» **Problem to work on**: Retype the stretch of material from the line containing "List UI elements" through the line containing "data-point [175, 335, 183, 342]", both lines included, and leave the pictures out of your answer.

» **Record excerpts**:
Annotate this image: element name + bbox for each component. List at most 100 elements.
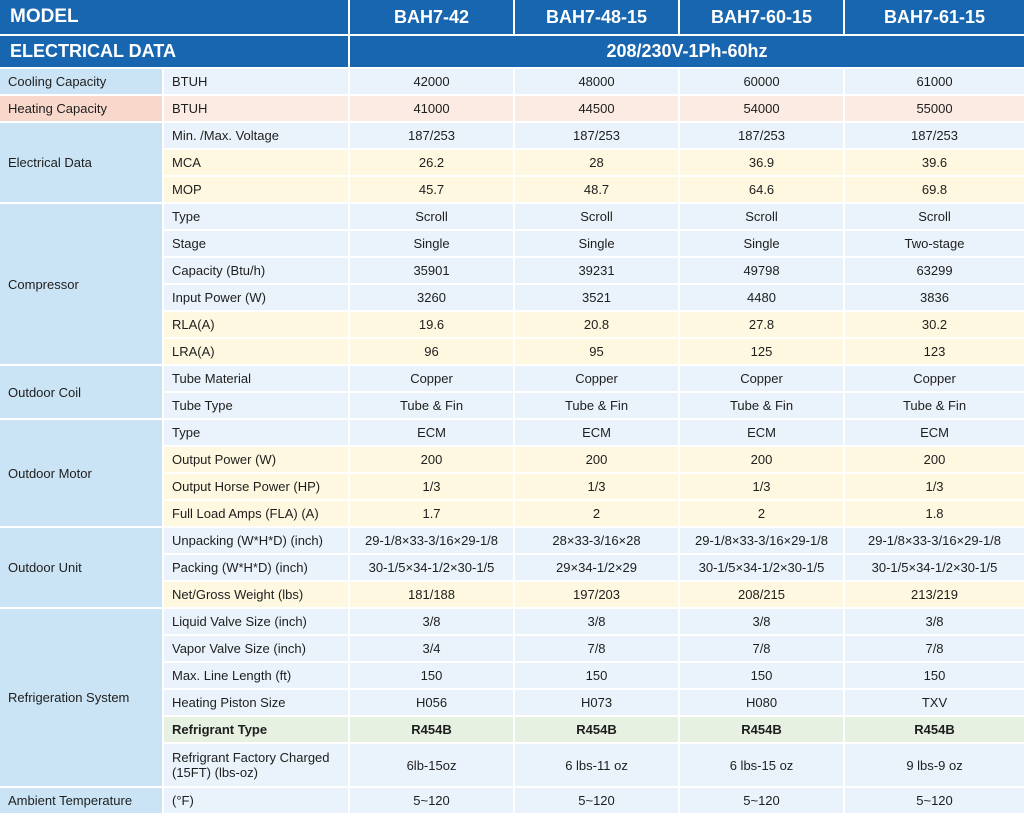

---

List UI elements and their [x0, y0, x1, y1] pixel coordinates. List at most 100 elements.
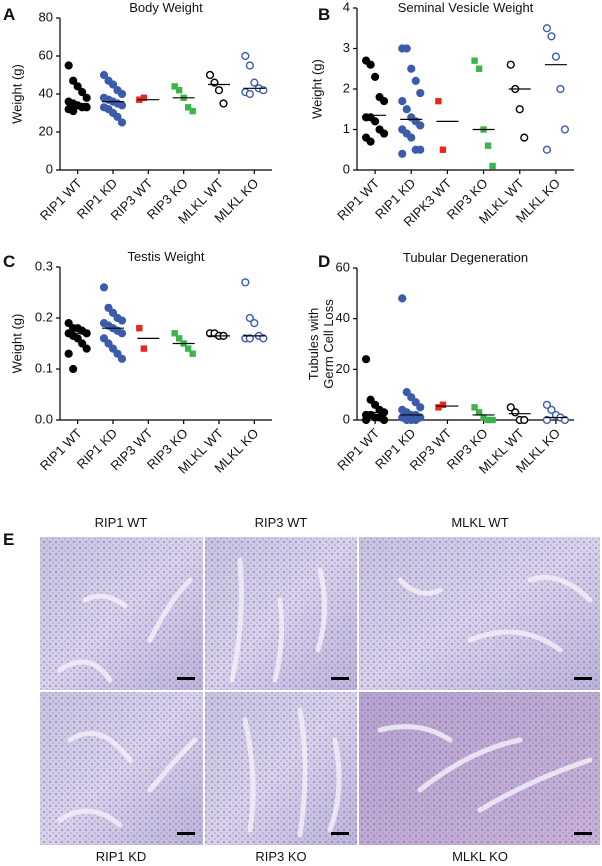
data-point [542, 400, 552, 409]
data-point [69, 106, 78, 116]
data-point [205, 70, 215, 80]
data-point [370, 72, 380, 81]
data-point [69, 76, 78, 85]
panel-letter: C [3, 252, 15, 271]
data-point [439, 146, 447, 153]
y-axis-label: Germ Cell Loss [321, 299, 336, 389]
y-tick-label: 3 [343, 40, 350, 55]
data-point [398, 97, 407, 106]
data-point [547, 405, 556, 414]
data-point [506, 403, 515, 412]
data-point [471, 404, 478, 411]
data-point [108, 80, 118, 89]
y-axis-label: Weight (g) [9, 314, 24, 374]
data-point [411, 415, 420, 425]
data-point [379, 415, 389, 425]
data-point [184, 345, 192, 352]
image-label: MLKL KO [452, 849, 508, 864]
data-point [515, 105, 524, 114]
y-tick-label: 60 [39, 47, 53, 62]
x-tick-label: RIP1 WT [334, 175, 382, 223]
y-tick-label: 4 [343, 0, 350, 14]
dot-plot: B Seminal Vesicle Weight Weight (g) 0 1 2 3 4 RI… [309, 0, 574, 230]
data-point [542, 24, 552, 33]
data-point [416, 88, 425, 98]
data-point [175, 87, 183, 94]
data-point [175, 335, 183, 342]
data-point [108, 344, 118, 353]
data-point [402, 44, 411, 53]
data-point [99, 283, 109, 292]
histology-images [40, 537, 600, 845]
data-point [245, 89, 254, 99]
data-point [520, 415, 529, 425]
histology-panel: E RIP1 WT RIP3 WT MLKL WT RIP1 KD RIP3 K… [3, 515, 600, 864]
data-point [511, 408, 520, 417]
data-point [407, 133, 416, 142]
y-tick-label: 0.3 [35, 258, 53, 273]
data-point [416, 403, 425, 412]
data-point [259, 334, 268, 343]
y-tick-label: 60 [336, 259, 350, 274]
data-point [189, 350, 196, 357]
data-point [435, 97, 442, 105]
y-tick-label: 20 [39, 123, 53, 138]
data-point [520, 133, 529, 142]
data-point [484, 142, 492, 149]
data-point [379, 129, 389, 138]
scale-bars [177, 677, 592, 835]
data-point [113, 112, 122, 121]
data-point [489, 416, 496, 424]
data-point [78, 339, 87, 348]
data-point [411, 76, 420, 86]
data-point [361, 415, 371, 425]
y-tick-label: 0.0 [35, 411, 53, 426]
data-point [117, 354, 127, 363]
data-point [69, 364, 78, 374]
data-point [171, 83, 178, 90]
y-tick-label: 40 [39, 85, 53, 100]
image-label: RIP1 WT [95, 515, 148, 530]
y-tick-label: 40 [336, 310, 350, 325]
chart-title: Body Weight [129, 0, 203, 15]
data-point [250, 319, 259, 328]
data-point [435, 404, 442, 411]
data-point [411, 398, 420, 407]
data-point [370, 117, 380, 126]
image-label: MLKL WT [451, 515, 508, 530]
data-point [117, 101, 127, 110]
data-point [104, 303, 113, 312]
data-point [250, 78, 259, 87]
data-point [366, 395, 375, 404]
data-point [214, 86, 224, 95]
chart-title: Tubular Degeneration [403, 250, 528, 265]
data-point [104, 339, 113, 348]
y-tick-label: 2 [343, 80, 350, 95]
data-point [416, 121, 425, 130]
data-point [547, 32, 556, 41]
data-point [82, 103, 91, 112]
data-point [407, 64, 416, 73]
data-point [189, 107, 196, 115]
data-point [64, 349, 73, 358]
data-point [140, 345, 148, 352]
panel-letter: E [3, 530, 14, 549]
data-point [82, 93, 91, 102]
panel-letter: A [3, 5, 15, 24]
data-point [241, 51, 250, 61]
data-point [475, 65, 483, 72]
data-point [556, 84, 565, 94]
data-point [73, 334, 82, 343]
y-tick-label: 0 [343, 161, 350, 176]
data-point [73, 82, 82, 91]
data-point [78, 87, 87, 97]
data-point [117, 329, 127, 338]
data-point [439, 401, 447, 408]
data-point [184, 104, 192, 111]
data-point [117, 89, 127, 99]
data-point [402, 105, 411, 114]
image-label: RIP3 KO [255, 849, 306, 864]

» **Answer for this exercise**:
List UI elements and their [x0, y0, x1, y1] pixel coordinates. List at most 100 elements.
data-point [542, 400, 552, 409]
data-point [69, 106, 78, 116]
data-point [205, 70, 215, 80]
data-point [370, 72, 380, 81]
data-point [69, 76, 78, 85]
panel-letter: C [3, 252, 15, 271]
data-point [439, 146, 447, 153]
y-axis-label: Germ Cell Loss [321, 299, 336, 389]
y-tick-label: 3 [343, 40, 350, 55]
data-point [398, 97, 407, 106]
data-point [547, 405, 556, 414]
data-point [506, 403, 515, 412]
data-point [471, 404, 478, 411]
data-point [108, 80, 118, 89]
y-axis-label: Weight (g) [9, 314, 24, 374]
data-point [411, 415, 420, 425]
data-point [379, 415, 389, 425]
data-point [184, 345, 192, 352]
image-label: MLKL KO [452, 849, 508, 864]
data-point [515, 105, 524, 114]
y-tick-label: 60 [39, 47, 53, 62]
x-tick-label: RIP1 WT [334, 175, 382, 223]
y-tick-label: 4 [343, 0, 350, 14]
dot-plot: B Seminal Vesicle Weight Weight (g) 0 1 2 3 4 RI… [309, 0, 574, 230]
data-point [542, 24, 552, 33]
data-point [416, 88, 425, 98]
data-point [175, 87, 183, 94]
data-point [175, 335, 183, 342]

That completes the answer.